Dataset records
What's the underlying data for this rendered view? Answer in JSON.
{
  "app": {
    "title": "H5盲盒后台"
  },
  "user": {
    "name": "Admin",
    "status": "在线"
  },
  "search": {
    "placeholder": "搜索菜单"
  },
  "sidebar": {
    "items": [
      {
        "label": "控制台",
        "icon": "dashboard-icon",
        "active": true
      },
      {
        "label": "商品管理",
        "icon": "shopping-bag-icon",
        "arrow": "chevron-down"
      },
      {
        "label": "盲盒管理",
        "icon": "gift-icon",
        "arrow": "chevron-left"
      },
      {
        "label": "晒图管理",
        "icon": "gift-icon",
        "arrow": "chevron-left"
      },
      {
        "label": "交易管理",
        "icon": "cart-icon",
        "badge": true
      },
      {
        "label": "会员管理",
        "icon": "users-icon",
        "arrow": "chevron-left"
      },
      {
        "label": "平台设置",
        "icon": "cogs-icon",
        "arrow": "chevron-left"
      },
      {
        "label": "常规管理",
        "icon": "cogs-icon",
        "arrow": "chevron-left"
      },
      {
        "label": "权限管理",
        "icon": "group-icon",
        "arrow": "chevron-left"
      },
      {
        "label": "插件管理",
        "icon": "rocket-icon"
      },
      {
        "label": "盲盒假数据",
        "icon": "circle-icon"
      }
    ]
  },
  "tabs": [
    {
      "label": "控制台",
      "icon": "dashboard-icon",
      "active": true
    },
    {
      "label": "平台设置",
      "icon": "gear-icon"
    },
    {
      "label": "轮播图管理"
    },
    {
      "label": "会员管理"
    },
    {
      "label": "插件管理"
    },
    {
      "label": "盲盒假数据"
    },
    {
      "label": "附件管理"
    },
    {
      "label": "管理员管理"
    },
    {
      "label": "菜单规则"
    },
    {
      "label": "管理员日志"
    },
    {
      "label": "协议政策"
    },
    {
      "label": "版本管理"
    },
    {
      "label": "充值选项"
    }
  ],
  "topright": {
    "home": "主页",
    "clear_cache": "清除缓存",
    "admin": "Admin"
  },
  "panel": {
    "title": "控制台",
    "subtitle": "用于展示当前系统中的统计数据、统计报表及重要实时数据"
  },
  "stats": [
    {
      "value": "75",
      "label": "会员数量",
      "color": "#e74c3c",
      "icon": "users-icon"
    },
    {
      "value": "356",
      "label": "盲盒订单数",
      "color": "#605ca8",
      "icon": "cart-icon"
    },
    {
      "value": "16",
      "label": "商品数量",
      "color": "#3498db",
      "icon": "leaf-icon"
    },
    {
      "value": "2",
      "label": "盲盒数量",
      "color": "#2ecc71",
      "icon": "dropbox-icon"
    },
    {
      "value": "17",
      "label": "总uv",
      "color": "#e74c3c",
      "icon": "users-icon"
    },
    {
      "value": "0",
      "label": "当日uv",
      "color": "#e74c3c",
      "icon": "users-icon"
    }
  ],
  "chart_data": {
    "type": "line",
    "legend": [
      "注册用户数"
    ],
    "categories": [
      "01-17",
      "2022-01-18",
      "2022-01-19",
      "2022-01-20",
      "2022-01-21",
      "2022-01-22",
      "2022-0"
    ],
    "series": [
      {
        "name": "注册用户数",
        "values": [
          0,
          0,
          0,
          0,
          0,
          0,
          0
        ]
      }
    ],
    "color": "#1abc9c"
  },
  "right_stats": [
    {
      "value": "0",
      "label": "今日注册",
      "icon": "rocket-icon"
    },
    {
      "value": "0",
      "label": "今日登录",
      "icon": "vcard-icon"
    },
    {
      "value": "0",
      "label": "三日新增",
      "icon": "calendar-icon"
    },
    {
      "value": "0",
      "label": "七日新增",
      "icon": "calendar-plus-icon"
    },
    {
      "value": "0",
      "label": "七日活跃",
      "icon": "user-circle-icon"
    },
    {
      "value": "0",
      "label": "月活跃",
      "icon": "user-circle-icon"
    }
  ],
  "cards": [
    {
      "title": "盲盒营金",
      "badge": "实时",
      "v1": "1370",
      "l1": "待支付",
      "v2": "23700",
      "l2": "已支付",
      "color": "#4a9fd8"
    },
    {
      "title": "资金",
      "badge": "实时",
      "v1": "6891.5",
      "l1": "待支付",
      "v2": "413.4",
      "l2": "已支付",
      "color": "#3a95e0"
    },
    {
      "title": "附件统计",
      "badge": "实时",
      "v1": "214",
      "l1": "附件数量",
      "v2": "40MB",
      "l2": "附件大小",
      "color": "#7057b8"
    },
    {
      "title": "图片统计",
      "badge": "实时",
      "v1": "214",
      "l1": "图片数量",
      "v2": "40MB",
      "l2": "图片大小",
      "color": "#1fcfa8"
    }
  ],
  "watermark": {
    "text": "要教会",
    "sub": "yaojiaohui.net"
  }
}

● YOUR TASK
Output the listing above exactly as it appears.

● OUTPUT OF THE EXERCISE
What's the underlying data for this rendered view? Answer in JSON.
{
  "app": {
    "title": "H5盲盒后台"
  },
  "user": {
    "name": "Admin",
    "status": "在线"
  },
  "search": {
    "placeholder": "搜索菜单"
  },
  "sidebar": {
    "items": [
      {
        "label": "控制台",
        "icon": "dashboard-icon",
        "active": true
      },
      {
        "label": "商品管理",
        "icon": "shopping-bag-icon",
        "arrow": "chevron-down"
      },
      {
        "label": "盲盒管理",
        "icon": "gift-icon",
        "arrow": "chevron-left"
      },
      {
        "label": "晒图管理",
        "icon": "gift-icon",
        "arrow": "chevron-left"
      },
      {
        "label": "交易管理",
        "icon": "cart-icon",
        "badge": true
      },
      {
        "label": "会员管理",
        "icon": "users-icon",
        "arrow": "chevron-left"
      },
      {
        "label": "平台设置",
        "icon": "cogs-icon",
        "arrow": "chevron-left"
      },
      {
        "label": "常规管理",
        "icon": "cogs-icon",
        "arrow": "chevron-left"
      },
      {
        "label": "权限管理",
        "icon": "group-icon",
        "arrow": "chevron-left"
      },
      {
        "label": "插件管理",
        "icon": "rocket-icon"
      },
      {
        "label": "盲盒假数据",
        "icon": "circle-icon"
      }
    ]
  },
  "tabs": [
    {
      "label": "控制台",
      "icon": "dashboard-icon",
      "active": true
    },
    {
      "label": "平台设置",
      "icon": "gear-icon"
    },
    {
      "label": "轮播图管理"
    },
    {
      "label": "会员管理"
    },
    {
      "label": "插件管理"
    },
    {
      "label": "盲盒假数据"
    },
    {
      "label": "附件管理"
    },
    {
      "label": "管理员管理"
    },
    {
      "label": "菜单规则"
    },
    {
      "label": "管理员日志"
    },
    {
      "label": "协议政策"
    },
    {
      "label": "版本管理"
    },
    {
      "label": "充值选项"
    }
  ],
  "topright": {
    "home": "主页",
    "clear_cache": "清除缓存",
    "admin": "Admin"
  },
  "panel": {
    "title": "控制台",
    "subtitle": "用于展示当前系统中的统计数据、统计报表及重要实时数据"
  },
  "stats": [
    {
      "value": "75",
      "label": "会员数量",
      "color": "#e74c3c",
      "icon": "users-icon"
    },
    {
      "value": "356",
      "label": "盲盒订单数",
      "color": "#605ca8",
      "icon": "cart-icon"
    },
    {
      "value": "16",
      "label": "商品数量",
      "color": "#3498db",
      "icon": "leaf-icon"
    },
    {
      "value": "2",
      "label": "盲盒数量",
      "color": "#2ecc71",
      "icon": "dropbox-icon"
    },
    {
      "value": "17",
      "label": "总uv",
      "color": "#e74c3c",
      "icon": "users-icon"
    },
    {
      "value": "0",
      "label": "当日uv",
      "color": "#e74c3c",
      "icon": "users-icon"
    }
  ],
  "chart_data": {
    "type": "line",
    "legend": [
      "注册用户数"
    ],
    "categories": [
      "01-17",
      "2022-01-18",
      "2022-01-19",
      "2022-01-20",
      "2022-01-21",
      "2022-01-22",
      "2022-0"
    ],
    "series": [
      {
        "name": "注册用户数",
        "values": [
          0,
          0,
          0,
          0,
          0,
          0,
          0
        ]
      }
    ],
    "color": "#1abc9c"
  },
  "right_stats": [
    {
      "value": "0",
      "label": "今日注册",
      "icon": "rocket-icon"
    },
    {
      "value": "0",
      "label": "今日登录",
      "icon": "vcard-icon"
    },
    {
      "value": "0",
      "label": "三日新增",
      "icon": "calendar-icon"
    },
    {
      "value": "0",
      "label": "七日新增",
      "icon": "calendar-plus-icon"
    },
    {
      "value": "0",
      "label": "七日活跃",
      "icon": "user-circle-icon"
    },
    {
      "value": "0",
      "label": "月活跃",
      "icon": "user-circle-icon"
    }
  ],
  "cards": [
    {
      "title": "盲盒营金",
      "badge": "实时",
      "v1": "1370",
      "l1": "待支付",
      "v2": "23700",
      "l2": "已支付",
      "color": "#4a9fd8"
    },
    {
      "title": "资金",
      "badge": "实时",
      "v1": "6891.5",
      "l1": "待支付",
      "v2": "413.4",
      "l2": "已支付",
      "color": "#3a95e0"
    },
    {
      "title": "附件统计",
      "badge": "实时",
      "v1": "214",
      "l1": "附件数量",
      "v2": "40MB",
      "l2": "附件大小",
      "color": "#7057b8"
    },
    {
      "title": "图片统计",
      "badge": "实时",
      "v1": "214",
      "l1": "图片数量",
      "v2": "40MB",
      "l2": "图片大小",
      "color": "#1fcfa8"
    }
  ],
  "watermark": {
    "text": "要教会",
    "sub": "yaojiaohui.net"
  }
}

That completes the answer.